----- TASK MATERIAL -----
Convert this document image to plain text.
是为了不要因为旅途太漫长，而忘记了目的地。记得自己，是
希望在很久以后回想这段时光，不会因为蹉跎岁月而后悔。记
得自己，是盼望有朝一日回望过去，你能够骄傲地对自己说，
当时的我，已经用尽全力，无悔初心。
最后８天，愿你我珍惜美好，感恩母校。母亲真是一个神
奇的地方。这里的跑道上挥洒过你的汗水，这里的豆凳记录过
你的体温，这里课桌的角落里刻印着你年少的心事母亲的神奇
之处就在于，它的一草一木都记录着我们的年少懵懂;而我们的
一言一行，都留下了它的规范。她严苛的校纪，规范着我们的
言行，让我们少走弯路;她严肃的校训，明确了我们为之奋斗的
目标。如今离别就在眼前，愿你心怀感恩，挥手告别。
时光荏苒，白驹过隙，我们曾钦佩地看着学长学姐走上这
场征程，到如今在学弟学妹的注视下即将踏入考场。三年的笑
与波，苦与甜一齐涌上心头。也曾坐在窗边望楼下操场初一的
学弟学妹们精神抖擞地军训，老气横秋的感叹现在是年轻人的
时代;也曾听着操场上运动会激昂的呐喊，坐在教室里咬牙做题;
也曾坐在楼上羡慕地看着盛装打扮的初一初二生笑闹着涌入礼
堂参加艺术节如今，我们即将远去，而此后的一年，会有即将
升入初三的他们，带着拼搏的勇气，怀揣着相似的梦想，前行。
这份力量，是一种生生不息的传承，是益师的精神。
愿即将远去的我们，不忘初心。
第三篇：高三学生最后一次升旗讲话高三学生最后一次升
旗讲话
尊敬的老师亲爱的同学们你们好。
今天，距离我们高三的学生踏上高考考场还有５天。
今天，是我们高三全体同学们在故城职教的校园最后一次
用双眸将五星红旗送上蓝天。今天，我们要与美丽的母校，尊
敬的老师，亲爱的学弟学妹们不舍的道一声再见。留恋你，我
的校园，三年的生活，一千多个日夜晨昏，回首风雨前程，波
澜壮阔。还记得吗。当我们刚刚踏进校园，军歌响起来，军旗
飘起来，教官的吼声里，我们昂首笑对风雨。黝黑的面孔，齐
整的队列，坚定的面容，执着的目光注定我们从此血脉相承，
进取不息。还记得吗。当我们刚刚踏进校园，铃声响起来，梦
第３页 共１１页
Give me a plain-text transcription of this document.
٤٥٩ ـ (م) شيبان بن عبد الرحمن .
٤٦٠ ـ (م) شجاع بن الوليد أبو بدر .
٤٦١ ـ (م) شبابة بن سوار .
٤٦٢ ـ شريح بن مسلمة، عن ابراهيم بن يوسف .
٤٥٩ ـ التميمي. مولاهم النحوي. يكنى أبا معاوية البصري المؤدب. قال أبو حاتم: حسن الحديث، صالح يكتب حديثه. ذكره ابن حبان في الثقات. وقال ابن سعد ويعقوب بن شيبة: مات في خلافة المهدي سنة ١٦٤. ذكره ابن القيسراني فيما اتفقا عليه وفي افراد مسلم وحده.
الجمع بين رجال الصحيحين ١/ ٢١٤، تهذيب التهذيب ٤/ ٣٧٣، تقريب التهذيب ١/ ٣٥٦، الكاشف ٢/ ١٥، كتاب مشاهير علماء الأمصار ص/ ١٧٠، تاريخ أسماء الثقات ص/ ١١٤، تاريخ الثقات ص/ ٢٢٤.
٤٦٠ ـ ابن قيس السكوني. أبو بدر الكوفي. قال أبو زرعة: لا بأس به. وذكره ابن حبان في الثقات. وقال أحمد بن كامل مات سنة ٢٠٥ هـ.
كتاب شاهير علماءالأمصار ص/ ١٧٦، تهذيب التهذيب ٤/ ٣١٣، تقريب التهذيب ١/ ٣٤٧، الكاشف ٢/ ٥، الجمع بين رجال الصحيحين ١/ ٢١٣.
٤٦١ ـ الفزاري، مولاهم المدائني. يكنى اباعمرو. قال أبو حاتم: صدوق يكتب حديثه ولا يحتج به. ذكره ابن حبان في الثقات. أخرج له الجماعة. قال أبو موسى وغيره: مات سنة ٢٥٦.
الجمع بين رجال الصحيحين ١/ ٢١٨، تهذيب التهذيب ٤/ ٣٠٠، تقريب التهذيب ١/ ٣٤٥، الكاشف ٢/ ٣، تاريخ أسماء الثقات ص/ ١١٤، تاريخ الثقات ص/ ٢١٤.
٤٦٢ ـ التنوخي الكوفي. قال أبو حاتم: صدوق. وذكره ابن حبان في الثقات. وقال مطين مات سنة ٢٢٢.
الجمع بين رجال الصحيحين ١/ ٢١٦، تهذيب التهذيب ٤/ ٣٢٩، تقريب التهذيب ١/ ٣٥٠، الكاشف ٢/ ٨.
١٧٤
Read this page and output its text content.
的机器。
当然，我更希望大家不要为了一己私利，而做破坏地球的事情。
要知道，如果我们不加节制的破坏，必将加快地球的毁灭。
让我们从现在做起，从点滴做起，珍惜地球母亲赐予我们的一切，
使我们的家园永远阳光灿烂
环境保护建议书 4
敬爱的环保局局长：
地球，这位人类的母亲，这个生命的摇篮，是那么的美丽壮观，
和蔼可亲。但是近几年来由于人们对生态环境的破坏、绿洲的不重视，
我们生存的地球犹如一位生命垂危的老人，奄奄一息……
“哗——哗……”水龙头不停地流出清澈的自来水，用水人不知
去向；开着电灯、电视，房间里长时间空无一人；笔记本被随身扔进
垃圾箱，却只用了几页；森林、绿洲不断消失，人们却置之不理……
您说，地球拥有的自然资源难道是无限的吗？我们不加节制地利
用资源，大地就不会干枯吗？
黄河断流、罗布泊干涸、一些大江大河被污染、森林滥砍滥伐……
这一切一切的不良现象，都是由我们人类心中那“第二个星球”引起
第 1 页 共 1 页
-----
Return all of the entries exactly as written.

Convert this document image to plain text.
是为了不要因为旅途太漫长，而忘记了目的地。记得自己，是
希望在很久以后回想这段时光，不会因为蹉跎岁月而后悔。记
得自己，是盼望有朝一日回望过去，你能够骄傲地对自己说，
当时的我，已经用尽全力，无悔初心。
最后８天，愿你我珍惜美好，感恩母校。母亲真是一个神
奇的地方。这里的跑道上挥洒过你的汗水，这里的豆凳记录过
你的体温，这里课桌的角落里刻印着你年少的心事母亲的神奇
之处就在于，它的一草一木都记录着我们的年少懵懂;而我们的
一言一行，都留下了它的规范。她严苛的校纪，规范着我们的
言行，让我们少走弯路;她严肃的校训，明确了我们为之奋斗的
目标。如今离别就在眼前，愿你心怀感恩，挥手告别。
时光荏苒，白驹过隙，我们曾钦佩地看着学长学姐走上这
场征程，到如今在学弟学妹的注视下即将踏入考场。三年的笑
与波，苦与甜一齐涌上心头。也曾坐在窗边望楼下操场初一的
学弟学妹们精神抖擞地军训，老气横秋的感叹现在是年轻人的
时代;也曾听着操场上运动会激昂的呐喊，坐在教室里咬牙做题;
也曾坐在楼上羡慕地看着盛装打扮的初一初二生笑闹着涌入礼
堂参加艺术节如今，我们即将远去，而此后的一年，会有即将
升入初三的他们，带着拼搏的勇气，怀揣着相似的梦想，前行。
这份力量，是一种生生不息的传承，是益师的精神。
愿即将远去的我们，不忘初心。
第三篇：高三学生最后一次升旗讲话高三学生最后一次升
旗讲话
尊敬的老师亲爱的同学们你们好。
今天，距离我们高三的学生踏上高考考场还有５天。
今天，是我们高三全体同学们在故城职教的校园最后一次
用双眸将五星红旗送上蓝天。今天，我们要与美丽的母校，尊
敬的老师，亲爱的学弟学妹们不舍的道一声再见。留恋你，我
的校园，三年的生活，一千多个日夜晨昏，回首风雨前程，波
澜壮阔。还记得吗。当我们刚刚踏进校园，军歌响起来，军旗
飘起来，教官的吼声里，我们昂首笑对风雨。黝黑的面孔，齐
整的队列，坚定的面容，执着的目光注定我们从此血脉相承，
进取不息。还记得吗。当我们刚刚踏进校园，铃声响起来，梦
第３页 共１１页
Give me a plain-text transcription of this document.
٤٥٩ ـ (م) شيبان بن عبد الرحمن .
٤٦٠ ـ (م) شجاع بن الوليد أبو بدر .
٤٦١ ـ (م) شبابة بن سوار .
٤٦٢ ـ شريح بن مسلمة، عن ابراهيم بن يوسف .
٤٥٩ ـ التميمي. مولاهم النحوي. يكنى أبا معاوية البصري المؤدب. قال أبو حاتم: حسن الحديث، صالح يكتب حديثه. ذكره ابن حبان في الثقات. وقال ابن سعد ويعقوب بن شيبة: مات في خلافة المهدي سنة ١٦٤. ذكره ابن القيسراني فيما اتفقا عليه وفي افراد مسلم وحده.
الجمع بين رجال الصحيحين ١/ ٢١٤، تهذيب التهذيب ٤/ ٣٧٣، تقريب التهذيب ١/ ٣٥٦، الكاشف ٢/ ١٥، كتاب مشاهير علماء الأمصار ص/ ١٧٠، تاريخ أسماء الثقات ص/ ١١٤، تاريخ الثقات ص/ ٢٢٤.
٤٦٠ ـ ابن قيس السكوني. أبو بدر الكوفي. قال أبو زرعة: لا بأس به. وذكره ابن حبان في الثقات. وقال أحمد بن كامل مات سنة ٢٠٥ هـ.
كتاب شاهير علماءالأمصار ص/ ١٧٦، تهذيب التهذيب ٤/ ٣١٣، تقريب التهذيب ١/ ٣٤٧، الكاشف ٢/ ٥، الجمع بين رجال الصحيحين ١/ ٢١٣.
٤٦١ ـ الفزاري، مولاهم المدائني. يكنى اباعمرو. قال أبو حاتم: صدوق يكتب حديثه ولا يحتج به. ذكره ابن حبان في الثقات. أخرج له الجماعة. قال أبو موسى وغيره: مات سنة ٢٥٦.
الجمع بين رجال الصحيحين ١/ ٢١٨، تهذيب التهذيب ٤/ ٣٠٠، تقريب التهذيب ١/ ٣٤٥، الكاشف ٢/ ٣، تاريخ أسماء الثقات ص/ ١١٤، تاريخ الثقات ص/ ٢١٤.
٤٦٢ ـ التنوخي الكوفي. قال أبو حاتم: صدوق. وذكره ابن حبان في الثقات. وقال مطين مات سنة ٢٢٢.
الجمع بين رجال الصحيحين ١/ ٢١٦، تهذيب التهذيب ٤/ ٣٢٩، تقريب التهذيب ١/ ٣٥٠، الكاشف ٢/ ٨.
١٧٤
Read this page and output its text content.
的机器。
当然，我更希望大家不要为了一己私利，而做破坏地球的事情。
要知道，如果我们不加节制的破坏，必将加快地球的毁灭。
让我们从现在做起，从点滴做起，珍惜地球母亲赐予我们的一切，
使我们的家园永远阳光灿烂
环境保护建议书 4
敬爱的环保局局长：
地球，这位人类的母亲，这个生命的摇篮，是那么的美丽壮观，
和蔼可亲。但是近几年来由于人们对生态环境的破坏、绿洲的不重视，
我们生存的地球犹如一位生命垂危的老人，奄奄一息……
“哗——哗……”水龙头不停地流出清澈的自来水，用水人不知
去向；开着电灯、电视，房间里长时间空无一人；笔记本被随身扔进
垃圾箱，却只用了几页；森林、绿洲不断消失，人们却置之不理……
您说，地球拥有的自然资源难道是无限的吗？我们不加节制地利
用资源，大地就不会干枯吗？
黄河断流、罗布泊干涸、一些大江大河被污染、森林滥砍滥伐……
这一切一切的不良现象，都是由我们人类心中那“第二个星球”引起
第 1 页 共 1 页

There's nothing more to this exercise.